◆ **Your task**
Reproduce each of the lines word for word.

◆ **Data for this exercise**

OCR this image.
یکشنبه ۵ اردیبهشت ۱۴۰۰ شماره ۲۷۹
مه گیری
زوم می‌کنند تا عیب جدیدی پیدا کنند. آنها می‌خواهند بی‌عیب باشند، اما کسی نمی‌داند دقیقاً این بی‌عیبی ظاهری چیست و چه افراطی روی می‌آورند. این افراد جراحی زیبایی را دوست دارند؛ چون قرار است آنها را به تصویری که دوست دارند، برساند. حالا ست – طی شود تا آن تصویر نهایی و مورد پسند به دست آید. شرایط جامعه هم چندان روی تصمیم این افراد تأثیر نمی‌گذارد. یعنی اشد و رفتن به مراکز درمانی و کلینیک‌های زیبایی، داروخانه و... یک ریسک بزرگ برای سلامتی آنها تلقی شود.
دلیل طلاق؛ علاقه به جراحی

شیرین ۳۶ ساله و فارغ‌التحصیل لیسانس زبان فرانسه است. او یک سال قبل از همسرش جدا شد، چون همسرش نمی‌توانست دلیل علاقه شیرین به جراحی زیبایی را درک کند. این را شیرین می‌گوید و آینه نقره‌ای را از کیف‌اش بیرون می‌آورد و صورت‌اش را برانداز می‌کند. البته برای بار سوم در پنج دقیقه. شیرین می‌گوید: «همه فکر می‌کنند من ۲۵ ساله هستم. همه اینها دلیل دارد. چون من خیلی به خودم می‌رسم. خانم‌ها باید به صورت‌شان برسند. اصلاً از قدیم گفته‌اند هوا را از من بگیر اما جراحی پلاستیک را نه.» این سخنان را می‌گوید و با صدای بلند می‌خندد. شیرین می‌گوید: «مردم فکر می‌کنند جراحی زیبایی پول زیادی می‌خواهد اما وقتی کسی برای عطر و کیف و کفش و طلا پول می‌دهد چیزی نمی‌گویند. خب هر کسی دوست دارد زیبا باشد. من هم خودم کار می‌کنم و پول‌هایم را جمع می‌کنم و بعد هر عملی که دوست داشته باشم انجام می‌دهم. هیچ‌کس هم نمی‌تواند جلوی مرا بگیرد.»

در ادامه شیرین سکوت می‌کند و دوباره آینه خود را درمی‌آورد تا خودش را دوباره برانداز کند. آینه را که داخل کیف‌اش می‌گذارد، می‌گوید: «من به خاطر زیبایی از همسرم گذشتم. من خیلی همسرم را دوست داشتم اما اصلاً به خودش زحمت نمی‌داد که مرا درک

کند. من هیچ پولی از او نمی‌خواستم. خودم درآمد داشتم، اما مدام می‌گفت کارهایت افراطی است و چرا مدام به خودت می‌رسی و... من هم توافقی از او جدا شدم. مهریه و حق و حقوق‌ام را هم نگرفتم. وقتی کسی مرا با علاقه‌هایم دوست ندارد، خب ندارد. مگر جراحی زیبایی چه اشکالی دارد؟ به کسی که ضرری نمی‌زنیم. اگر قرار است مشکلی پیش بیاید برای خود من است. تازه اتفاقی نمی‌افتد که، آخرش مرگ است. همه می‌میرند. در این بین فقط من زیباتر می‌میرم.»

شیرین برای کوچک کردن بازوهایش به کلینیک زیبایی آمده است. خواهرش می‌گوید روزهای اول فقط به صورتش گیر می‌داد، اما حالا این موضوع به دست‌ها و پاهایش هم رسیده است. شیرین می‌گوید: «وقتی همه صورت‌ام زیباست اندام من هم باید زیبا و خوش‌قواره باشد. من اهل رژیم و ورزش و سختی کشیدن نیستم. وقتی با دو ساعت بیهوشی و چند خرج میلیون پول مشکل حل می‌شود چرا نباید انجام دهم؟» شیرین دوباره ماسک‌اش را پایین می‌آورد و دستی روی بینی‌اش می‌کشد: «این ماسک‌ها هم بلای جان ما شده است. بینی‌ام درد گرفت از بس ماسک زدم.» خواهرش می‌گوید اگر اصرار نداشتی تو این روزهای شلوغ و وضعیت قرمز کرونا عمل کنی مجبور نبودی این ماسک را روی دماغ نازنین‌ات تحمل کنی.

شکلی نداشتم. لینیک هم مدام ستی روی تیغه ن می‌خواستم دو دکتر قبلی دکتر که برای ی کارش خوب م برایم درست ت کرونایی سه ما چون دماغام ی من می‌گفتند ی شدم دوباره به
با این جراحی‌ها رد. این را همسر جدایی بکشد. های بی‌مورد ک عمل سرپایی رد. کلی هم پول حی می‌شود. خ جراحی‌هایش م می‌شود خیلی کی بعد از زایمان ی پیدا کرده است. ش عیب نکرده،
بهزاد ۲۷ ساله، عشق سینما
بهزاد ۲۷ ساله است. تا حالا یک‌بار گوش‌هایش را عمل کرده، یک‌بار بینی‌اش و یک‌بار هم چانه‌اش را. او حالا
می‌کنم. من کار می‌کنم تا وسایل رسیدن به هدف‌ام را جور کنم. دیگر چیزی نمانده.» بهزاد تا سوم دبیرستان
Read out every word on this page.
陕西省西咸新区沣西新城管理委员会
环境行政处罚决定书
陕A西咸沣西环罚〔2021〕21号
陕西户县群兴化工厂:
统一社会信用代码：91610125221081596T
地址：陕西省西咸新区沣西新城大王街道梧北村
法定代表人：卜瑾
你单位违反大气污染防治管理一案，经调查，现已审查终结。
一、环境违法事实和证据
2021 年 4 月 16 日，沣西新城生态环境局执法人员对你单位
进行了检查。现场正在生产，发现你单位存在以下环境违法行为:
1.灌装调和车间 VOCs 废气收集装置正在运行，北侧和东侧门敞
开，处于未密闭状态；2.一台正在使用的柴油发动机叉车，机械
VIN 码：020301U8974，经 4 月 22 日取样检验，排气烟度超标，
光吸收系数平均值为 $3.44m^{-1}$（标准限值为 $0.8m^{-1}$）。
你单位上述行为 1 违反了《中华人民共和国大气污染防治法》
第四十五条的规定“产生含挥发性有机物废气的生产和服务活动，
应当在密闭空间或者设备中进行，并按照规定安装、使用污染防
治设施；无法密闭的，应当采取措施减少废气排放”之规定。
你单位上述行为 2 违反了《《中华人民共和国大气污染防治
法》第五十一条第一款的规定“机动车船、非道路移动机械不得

◆ **Full solution**
OCR this image.
یکشنبه ۵ اردیبهشت ۱۴۰۰ شماره ۲۷۹
مه گیری
زوم می‌کنند تا عیب جدیدی پیدا کنند. آنها می‌خواهند بی‌عیب باشند، اما کسی نمی‌داند دقیقاً این بی‌عیبی ظاهری چیست و چه افراطی روی می‌آورند. این افراد جراحی زیبایی را دوست دارند؛ چون قرار است آنها را به تصویری که دوست دارند، برساند. حالا ست – طی شود تا آن تصویر نهایی و مورد پسند به دست آید. شرایط جامعه هم چندان روی تصمیم این افراد تأثیر نمی‌گذارد. یعنی اشد و رفتن به مراکز درمانی و کلینیک‌های زیبایی، داروخانه و... یک ریسک بزرگ برای سلامتی آنها تلقی شود.
دلیل طلاق؛ علاقه به جراحی

شیرین ۳۶ ساله و فارغ‌التحصیل لیسانس زبان فرانسه است. او یک سال قبل از همسرش جدا شد، چون همسرش نمی‌توانست دلیل علاقه شیرین به جراحی زیبایی را درک کند. این را شیرین می‌گوید و آینه نقره‌ای را از کیف‌اش بیرون می‌آورد و صورت‌اش را برانداز می‌کند. البته برای بار سوم در پنج دقیقه. شیرین می‌گوید: «همه فکر می‌کنند من ۲۵ ساله هستم. همه اینها دلیل دارد. چون من خیلی به خودم می‌رسم. خانم‌ها باید به صورت‌شان برسند. اصلاً از قدیم گفته‌اند هوا را از من بگیر اما جراحی پلاستیک را نه.» این سخنان را می‌گوید و با صدای بلند می‌خندد. شیرین می‌گوید: «مردم فکر می‌کنند جراحی زیبایی پول زیادی می‌خواهد اما وقتی کسی برای عطر و کیف و کفش و طلا پول می‌دهد چیزی نمی‌گویند. خب هر کسی دوست دارد زیبا باشد. من هم خودم کار می‌کنم و پول‌هایم را جمع می‌کنم و بعد هر عملی که دوست داشته باشم انجام می‌دهم. هیچ‌کس هم نمی‌تواند جلوی مرا بگیرد.»

در ادامه شیرین سکوت می‌کند و دوباره آینه خود را درمی‌آورد تا خودش را دوباره برانداز کند. آینه را که داخل کیف‌اش می‌گذارد، می‌گوید: «من به خاطر زیبایی از همسرم گذشتم. من خیلی همسرم را دوست داشتم اما اصلاً به خودش زحمت نمی‌داد که مرا درک

کند. من هیچ پولی از او نمی‌خواستم. خودم درآمد داشتم، اما مدام می‌گفت کارهایت افراطی است و چرا مدام به خودت می‌رسی و... من هم توافقی از او جدا شدم. مهریه و حق و حقوق‌ام را هم نگرفتم. وقتی کسی مرا با علاقه‌هایم دوست ندارد، خب ندارد. مگر جراحی زیبایی چه اشکالی دارد؟ به کسی که ضرری نمی‌زنیم. اگر قرار است مشکلی پیش بیاید برای خود من است. تازه اتفاقی نمی‌افتد که، آخرش مرگ است. همه می‌میرند. در این بین فقط من زیباتر می‌میرم.»

شیرین برای کوچک کردن بازوهایش به کلینیک زیبایی آمده است. خواهرش می‌گوید روزهای اول فقط به صورتش گیر می‌داد، اما حالا این موضوع به دست‌ها و پاهایش هم رسیده است. شیرین می‌گوید: «وقتی همه صورت‌ام زیباست اندام من هم باید زیبا و خوش‌قواره باشد. من اهل رژیم و ورزش و سختی کشیدن نیستم. وقتی با دو ساعت بیهوشی و چند خرج میلیون پول مشکل حل می‌شود چرا نباید انجام دهم؟» شیرین دوباره ماسک‌اش را پایین می‌آورد و دستی روی بینی‌اش می‌کشد: «این ماسک‌ها هم بلای جان ما شده است. بینی‌ام درد گرفت از بس ماسک زدم.» خواهرش می‌گوید اگر اصرار نداشتی تو این روزهای شلوغ و وضعیت قرمز کرونا عمل کنی مجبور نبودی این ماسک را روی دماغ نازنین‌ات تحمل کنی.

شکلی نداشتم. لینیک هم مدام ستی روی تیغه ن می‌خواستم دو دکتر قبلی دکتر که برای ی کارش خوب م برایم درست ت کرونایی سه ما چون دماغام ی من می‌گفتند ی شدم دوباره به
با این جراحی‌ها رد. این را همسر جدایی بکشد. های بی‌مورد ک عمل سرپایی رد. کلی هم پول حی می‌شود. خ جراحی‌هایش م می‌شود خیلی کی بعد از زایمان ی پیدا کرده است. ش عیب نکرده،
بهزاد ۲۷ ساله، عشق سینما
بهزاد ۲۷ ساله است. تا حالا یک‌بار گوش‌هایش را عمل کرده، یک‌بار بینی‌اش و یک‌بار هم چانه‌اش را. او حالا
می‌کنم. من کار می‌کنم تا وسایل رسیدن به هدف‌ام را جور کنم. دیگر چیزی نمانده.» بهزاد تا سوم دبیرستان
Read out every word on this page.
陕西省西咸新区沣西新城管理委员会
环境行政处罚决定书
陕A西咸沣西环罚〔2021〕21号
陕西户县群兴化工厂:
统一社会信用代码：91610125221081596T
地址：陕西省西咸新区沣西新城大王街道梧北村
法定代表人：卜瑾
你单位违反大气污染防治管理一案，经调查，现已审查终结。
一、环境违法事实和证据
2021 年 4 月 16 日，沣西新城生态环境局执法人员对你单位
进行了检查。现场正在生产，发现你单位存在以下环境违法行为:
1.灌装调和车间 VOCs 废气收集装置正在运行，北侧和东侧门敞
开，处于未密闭状态；2.一台正在使用的柴油发动机叉车，机械
VIN 码：020301U8974，经 4 月 22 日取样检验，排气烟度超标，
光吸收系数平均值为 $3.44m^{-1}$（标准限值为 $0.8m^{-1}$）。
你单位上述行为 1 违反了《中华人民共和国大气污染防治法》
第四十五条的规定“产生含挥发性有机物废气的生产和服务活动，
应当在密闭空间或者设备中进行，并按照规定安装、使用污染防
治设施；无法密闭的，应当采取措施减少废气排放”之规定。
你单位上述行为 2 违反了《《中华人民共和国大气污染防治
法》第五十一条第一款的规定“机动车船、非道路移动机械不得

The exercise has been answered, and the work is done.